# [WHAT IS REQUIRED]
Copy every line from the material below that holds "investment".
--- RECORDS ---
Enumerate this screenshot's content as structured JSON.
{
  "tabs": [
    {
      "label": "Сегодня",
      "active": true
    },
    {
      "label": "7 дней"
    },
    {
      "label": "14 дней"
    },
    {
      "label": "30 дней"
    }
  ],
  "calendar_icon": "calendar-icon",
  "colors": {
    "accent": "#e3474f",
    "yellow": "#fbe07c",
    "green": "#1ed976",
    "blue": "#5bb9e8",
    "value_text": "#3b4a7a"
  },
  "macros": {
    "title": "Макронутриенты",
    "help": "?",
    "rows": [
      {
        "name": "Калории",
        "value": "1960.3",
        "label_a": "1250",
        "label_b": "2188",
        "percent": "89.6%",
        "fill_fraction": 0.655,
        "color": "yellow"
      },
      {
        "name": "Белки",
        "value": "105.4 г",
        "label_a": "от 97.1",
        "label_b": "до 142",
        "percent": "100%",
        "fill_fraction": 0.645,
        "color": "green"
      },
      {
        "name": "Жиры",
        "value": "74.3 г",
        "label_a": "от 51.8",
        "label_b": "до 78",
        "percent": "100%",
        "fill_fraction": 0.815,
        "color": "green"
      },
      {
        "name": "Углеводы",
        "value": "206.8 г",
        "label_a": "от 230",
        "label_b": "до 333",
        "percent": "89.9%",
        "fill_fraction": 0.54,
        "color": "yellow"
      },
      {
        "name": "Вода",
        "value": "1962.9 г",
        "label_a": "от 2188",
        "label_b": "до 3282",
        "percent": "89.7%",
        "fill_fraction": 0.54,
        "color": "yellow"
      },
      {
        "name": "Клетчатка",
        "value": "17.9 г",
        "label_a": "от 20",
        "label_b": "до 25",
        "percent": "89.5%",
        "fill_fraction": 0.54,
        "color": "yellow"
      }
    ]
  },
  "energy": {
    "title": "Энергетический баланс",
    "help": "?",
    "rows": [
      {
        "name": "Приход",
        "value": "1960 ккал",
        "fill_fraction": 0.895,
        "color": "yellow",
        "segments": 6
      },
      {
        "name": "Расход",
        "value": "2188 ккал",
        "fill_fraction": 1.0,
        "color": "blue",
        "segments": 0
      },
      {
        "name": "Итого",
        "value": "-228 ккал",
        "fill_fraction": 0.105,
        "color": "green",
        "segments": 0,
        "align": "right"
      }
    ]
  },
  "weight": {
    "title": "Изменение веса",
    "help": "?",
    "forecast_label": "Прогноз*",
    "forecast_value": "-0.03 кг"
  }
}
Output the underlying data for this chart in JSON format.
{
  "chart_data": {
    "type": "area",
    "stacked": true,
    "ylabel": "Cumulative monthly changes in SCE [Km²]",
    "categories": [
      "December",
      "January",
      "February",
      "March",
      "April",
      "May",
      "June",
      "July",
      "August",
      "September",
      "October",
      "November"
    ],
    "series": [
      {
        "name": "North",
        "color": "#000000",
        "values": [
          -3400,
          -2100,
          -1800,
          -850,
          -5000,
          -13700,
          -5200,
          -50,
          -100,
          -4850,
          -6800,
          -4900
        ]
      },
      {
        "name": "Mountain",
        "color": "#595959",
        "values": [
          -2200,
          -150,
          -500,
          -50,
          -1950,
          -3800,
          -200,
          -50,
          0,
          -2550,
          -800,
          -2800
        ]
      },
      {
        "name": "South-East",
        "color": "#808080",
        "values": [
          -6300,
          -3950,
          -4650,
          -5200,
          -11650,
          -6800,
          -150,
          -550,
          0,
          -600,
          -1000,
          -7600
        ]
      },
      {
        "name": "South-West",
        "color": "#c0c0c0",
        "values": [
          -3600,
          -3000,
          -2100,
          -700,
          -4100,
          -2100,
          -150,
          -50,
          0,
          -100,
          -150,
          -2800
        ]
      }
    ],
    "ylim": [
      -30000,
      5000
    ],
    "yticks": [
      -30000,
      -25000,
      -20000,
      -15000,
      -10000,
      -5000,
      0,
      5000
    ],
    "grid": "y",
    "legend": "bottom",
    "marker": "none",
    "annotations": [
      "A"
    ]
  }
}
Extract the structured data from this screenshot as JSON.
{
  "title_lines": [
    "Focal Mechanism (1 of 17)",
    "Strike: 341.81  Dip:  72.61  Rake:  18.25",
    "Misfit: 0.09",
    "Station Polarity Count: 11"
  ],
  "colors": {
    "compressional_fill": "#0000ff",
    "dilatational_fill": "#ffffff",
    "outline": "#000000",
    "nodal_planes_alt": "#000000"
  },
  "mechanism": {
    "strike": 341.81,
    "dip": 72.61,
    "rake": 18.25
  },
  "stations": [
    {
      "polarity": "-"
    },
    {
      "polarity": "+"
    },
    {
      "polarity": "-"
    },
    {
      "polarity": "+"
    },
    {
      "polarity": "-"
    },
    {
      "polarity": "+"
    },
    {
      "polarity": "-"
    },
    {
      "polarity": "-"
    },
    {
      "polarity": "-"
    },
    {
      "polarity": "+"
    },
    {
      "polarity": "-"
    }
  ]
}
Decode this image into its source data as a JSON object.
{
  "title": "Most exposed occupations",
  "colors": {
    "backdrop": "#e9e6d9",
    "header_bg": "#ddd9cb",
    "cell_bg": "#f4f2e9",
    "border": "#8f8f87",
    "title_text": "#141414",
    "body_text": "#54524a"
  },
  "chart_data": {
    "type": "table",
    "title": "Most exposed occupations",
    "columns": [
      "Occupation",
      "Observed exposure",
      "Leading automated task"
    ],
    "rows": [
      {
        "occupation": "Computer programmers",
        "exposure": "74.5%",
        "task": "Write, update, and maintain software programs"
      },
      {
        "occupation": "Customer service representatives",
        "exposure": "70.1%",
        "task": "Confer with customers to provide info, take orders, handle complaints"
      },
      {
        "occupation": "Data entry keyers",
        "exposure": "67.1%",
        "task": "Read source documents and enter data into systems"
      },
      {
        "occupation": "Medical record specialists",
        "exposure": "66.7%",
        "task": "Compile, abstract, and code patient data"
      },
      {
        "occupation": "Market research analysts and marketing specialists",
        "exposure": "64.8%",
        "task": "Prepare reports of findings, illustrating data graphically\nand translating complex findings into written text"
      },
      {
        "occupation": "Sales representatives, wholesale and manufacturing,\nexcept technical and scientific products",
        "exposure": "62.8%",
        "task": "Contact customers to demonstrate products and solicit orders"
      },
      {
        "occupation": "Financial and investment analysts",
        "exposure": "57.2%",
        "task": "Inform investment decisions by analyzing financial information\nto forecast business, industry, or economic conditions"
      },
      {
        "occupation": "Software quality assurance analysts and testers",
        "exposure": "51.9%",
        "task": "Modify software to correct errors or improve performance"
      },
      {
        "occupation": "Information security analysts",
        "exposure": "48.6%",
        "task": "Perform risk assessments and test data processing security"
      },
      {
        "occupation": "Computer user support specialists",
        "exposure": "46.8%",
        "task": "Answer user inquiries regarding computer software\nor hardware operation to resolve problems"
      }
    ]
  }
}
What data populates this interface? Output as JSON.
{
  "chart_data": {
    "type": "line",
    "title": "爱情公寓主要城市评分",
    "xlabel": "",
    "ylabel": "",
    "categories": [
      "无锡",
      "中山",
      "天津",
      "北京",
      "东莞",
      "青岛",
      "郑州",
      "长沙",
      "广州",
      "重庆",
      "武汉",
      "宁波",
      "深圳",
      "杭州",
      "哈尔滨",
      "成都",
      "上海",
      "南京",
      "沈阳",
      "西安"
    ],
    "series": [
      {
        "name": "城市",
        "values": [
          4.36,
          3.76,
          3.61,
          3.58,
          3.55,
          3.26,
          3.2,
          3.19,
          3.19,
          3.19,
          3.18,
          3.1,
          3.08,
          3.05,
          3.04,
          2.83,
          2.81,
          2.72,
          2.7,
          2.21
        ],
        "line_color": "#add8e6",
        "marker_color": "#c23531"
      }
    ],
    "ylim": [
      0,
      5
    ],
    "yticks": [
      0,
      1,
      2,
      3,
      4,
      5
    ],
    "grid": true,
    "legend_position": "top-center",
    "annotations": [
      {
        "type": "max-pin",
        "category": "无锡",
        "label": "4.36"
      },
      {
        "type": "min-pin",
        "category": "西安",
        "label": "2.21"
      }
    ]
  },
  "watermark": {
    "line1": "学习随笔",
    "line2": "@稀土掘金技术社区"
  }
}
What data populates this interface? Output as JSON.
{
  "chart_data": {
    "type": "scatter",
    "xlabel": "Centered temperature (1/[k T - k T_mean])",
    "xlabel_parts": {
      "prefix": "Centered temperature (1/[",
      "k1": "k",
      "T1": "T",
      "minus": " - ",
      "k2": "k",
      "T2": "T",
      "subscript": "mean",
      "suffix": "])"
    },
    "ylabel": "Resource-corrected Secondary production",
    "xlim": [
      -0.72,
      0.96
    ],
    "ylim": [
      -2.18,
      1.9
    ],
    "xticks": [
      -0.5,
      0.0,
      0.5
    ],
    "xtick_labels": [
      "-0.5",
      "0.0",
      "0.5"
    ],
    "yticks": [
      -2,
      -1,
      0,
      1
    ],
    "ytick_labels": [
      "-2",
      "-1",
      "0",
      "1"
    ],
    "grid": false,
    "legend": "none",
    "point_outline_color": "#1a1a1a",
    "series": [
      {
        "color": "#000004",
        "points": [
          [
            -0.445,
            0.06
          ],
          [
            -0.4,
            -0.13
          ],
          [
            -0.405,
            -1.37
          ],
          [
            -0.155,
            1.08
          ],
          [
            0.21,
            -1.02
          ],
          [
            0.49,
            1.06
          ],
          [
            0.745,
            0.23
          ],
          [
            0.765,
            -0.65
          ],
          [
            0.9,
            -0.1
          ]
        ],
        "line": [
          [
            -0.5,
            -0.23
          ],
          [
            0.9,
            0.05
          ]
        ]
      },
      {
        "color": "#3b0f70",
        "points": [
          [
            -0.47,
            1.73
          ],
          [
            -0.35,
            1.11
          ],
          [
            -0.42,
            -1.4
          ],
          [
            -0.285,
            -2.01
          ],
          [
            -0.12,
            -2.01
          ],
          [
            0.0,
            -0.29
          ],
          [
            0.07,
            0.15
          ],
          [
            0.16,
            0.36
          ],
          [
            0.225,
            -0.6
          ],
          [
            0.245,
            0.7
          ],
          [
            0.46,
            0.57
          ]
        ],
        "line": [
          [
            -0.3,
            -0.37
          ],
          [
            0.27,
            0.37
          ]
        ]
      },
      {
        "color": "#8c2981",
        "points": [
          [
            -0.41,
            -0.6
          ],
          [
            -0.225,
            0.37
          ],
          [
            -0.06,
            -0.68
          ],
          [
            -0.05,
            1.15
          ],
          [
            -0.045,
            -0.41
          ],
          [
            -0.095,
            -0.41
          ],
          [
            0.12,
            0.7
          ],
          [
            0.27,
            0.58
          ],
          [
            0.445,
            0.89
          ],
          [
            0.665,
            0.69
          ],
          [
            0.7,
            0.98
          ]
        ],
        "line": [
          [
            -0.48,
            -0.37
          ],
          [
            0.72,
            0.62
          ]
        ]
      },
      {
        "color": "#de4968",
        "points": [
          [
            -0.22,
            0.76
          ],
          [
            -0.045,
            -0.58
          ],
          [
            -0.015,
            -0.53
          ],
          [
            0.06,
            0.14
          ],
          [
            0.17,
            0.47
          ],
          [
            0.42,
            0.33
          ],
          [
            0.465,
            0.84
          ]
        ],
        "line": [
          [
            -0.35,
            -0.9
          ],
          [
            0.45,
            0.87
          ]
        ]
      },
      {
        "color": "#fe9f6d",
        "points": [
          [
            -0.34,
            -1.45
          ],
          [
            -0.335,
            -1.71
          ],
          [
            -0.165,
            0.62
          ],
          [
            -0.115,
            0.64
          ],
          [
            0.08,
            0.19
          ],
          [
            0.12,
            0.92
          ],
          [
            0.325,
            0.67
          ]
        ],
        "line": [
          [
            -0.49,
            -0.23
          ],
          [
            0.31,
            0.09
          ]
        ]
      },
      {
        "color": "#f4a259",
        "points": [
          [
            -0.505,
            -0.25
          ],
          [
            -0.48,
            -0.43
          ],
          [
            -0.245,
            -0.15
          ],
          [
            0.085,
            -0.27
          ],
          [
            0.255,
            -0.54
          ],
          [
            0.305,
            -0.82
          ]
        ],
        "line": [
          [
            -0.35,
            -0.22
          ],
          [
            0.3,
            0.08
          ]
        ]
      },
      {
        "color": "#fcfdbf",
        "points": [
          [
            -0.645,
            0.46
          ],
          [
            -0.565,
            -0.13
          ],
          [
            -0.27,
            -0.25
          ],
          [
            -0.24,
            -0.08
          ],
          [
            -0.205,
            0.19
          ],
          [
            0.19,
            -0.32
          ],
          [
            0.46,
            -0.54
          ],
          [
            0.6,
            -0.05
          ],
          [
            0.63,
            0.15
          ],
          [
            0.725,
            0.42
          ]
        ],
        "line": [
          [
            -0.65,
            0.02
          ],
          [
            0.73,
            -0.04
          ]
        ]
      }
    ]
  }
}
---
# [COMPLETE ANSWER]
        "occupation": "Financial and investment analysts",
        "task": "Inform investment decisions by analyzing financial information\nto forecast business, industry, or economic conditions"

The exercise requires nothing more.